• _STATED GOAL_
All of the records listed below should be retyped exactly.

[start of MATERIAL FOR THE TASK]

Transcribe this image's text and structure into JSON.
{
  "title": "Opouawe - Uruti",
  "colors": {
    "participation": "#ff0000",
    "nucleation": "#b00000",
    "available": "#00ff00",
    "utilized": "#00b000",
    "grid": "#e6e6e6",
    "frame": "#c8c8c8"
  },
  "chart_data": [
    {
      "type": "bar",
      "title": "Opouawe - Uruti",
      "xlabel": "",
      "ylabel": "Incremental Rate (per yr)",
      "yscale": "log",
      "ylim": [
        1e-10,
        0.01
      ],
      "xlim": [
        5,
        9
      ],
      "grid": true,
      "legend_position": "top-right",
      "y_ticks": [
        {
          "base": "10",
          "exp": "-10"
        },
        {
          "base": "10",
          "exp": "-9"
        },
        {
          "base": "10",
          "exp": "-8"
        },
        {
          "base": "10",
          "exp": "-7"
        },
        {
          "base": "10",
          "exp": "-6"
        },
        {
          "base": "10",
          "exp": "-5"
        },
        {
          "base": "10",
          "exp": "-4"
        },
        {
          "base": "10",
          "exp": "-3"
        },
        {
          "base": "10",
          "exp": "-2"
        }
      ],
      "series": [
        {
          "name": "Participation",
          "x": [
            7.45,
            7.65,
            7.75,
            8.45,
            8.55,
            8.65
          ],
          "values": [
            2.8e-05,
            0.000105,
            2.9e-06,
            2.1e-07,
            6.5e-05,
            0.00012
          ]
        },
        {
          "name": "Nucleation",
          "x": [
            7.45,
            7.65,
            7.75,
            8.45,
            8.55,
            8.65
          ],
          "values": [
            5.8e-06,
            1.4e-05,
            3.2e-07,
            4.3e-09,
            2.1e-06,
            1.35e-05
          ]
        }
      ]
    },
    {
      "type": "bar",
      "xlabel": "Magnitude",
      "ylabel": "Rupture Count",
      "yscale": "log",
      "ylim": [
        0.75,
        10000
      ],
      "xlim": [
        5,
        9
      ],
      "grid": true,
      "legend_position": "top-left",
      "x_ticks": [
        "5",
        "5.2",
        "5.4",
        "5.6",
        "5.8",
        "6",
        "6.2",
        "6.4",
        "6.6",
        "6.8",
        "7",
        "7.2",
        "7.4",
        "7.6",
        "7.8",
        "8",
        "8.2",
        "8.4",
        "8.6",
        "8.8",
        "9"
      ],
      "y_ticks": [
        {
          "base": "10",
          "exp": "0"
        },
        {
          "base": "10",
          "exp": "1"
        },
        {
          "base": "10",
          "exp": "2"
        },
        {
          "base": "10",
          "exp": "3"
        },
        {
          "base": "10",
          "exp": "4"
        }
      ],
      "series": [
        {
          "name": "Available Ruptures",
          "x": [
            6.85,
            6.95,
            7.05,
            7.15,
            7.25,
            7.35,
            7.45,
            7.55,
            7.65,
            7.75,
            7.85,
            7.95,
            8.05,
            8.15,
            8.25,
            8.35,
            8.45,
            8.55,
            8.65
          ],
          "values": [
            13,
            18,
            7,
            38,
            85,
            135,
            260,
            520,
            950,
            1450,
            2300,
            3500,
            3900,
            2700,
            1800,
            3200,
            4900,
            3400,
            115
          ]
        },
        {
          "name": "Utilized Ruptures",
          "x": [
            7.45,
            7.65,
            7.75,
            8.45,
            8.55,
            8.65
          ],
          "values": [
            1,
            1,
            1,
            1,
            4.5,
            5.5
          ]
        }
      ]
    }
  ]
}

[end of MATERIAL FOR THE TASK]

• _RIGHT ANSWER_
Transcribe this image's text and structure into JSON.
{
  "title": "Opouawe - Uruti",
  "colors": {
    "participation": "#ff0000",
    "nucleation": "#b00000",
    "available": "#00ff00",
    "utilized": "#00b000",
    "grid": "#e6e6e6",
    "frame": "#c8c8c8"
  },
  "chart_data": [
    {
      "type": "bar",
      "title": "Opouawe - Uruti",
      "xlabel": "",
      "ylabel": "Incremental Rate (per yr)",
      "yscale": "log",
      "ylim": [
        1e-10,
        0.01
      ],
      "xlim": [
        5,
        9
      ],
      "grid": true,
      "legend_position": "top-right",
      "y_ticks": [
        {
          "base": "10",
          "exp": "-10"
        },
        {
          "base": "10",
          "exp": "-9"
        },
        {
          "base": "10",
          "exp": "-8"
        },
        {
          "base": "10",
          "exp": "-7"
        },
        {
          "base": "10",
          "exp": "-6"
        },
        {
          "base": "10",
          "exp": "-5"
        },
        {
          "base": "10",
          "exp": "-4"
        },
        {
          "base": "10",
          "exp": "-3"
        },
        {
          "base": "10",
          "exp": "-2"
        }
      ],
      "series": [
        {
          "name": "Participation",
          "x": [
            7.45,
            7.65,
            7.75,
            8.45,
            8.55,
            8.65
          ],
          "values": [
            2.8e-05,
            0.000105,
            2.9e-06,
            2.1e-07,
            6.5e-05,
            0.00012
          ]
        },
        {
          "name": "Nucleation",
          "x": [
            7.45,
            7.65,
            7.75,
            8.45,
            8.55,
            8.65
          ],
          "values": [
            5.8e-06,
            1.4e-05,
            3.2e-07,
            4.3e-09,
            2.1e-06,
            1.35e-05
          ]
        }
      ]
    },
    {
      "type": "bar",
      "xlabel": "Magnitude",
      "ylabel": "Rupture Count",
      "yscale": "log",
      "ylim": [
        0.75,
        10000
      ],
      "xlim": [
        5,
        9
      ],
      "grid": true,
      "legend_position": "top-left",
      "x_ticks": [
        "5",
        "5.2",
        "5.4",
        "5.6",
        "5.8",
        "6",
        "6.2",
        "6.4",
        "6.6",
        "6.8",
        "7",
        "7.2",
        "7.4",
        "7.6",
        "7.8",
        "8",
        "8.2",
        "8.4",
        "8.6",
        "8.8",
        "9"
      ],
      "y_ticks": [
        {
          "base": "10",
          "exp": "0"
        },
        {
          "base": "10",
          "exp": "1"
        },
        {
          "base": "10",
          "exp": "2"
        },
        {
          "base": "10",
          "exp": "3"
        },
        {
          "base": "10",
          "exp": "4"
        }
      ],
      "series": [
        {
          "name": "Available Ruptures",
          "x": [
            6.85,
            6.95,
            7.05,
            7.15,
            7.25,
            7.35,
            7.45,
            7.55,
            7.65,
            7.75,
            7.85,
            7.95,
            8.05,
            8.15,
            8.25,
            8.35,
            8.45,
            8.55,
            8.65
          ],
          "values": [
            13,
            18,
            7,
            38,
            85,
            135,
            260,
            520,
            950,
            1450,
            2300,
            3500,
            3900,
            2700,
            1800,
            3200,
            4900,
            3400,
            115
          ]
        },
        {
          "name": "Utilized Ruptures",
          "x": [
            7.45,
            7.65,
            7.75,
            8.45,
            8.55,
            8.65
          ],
          "values": [
            1,
            1,
            1,
            1,
            4.5,
            5.5
          ]
        }
      ]
    }
  ]
}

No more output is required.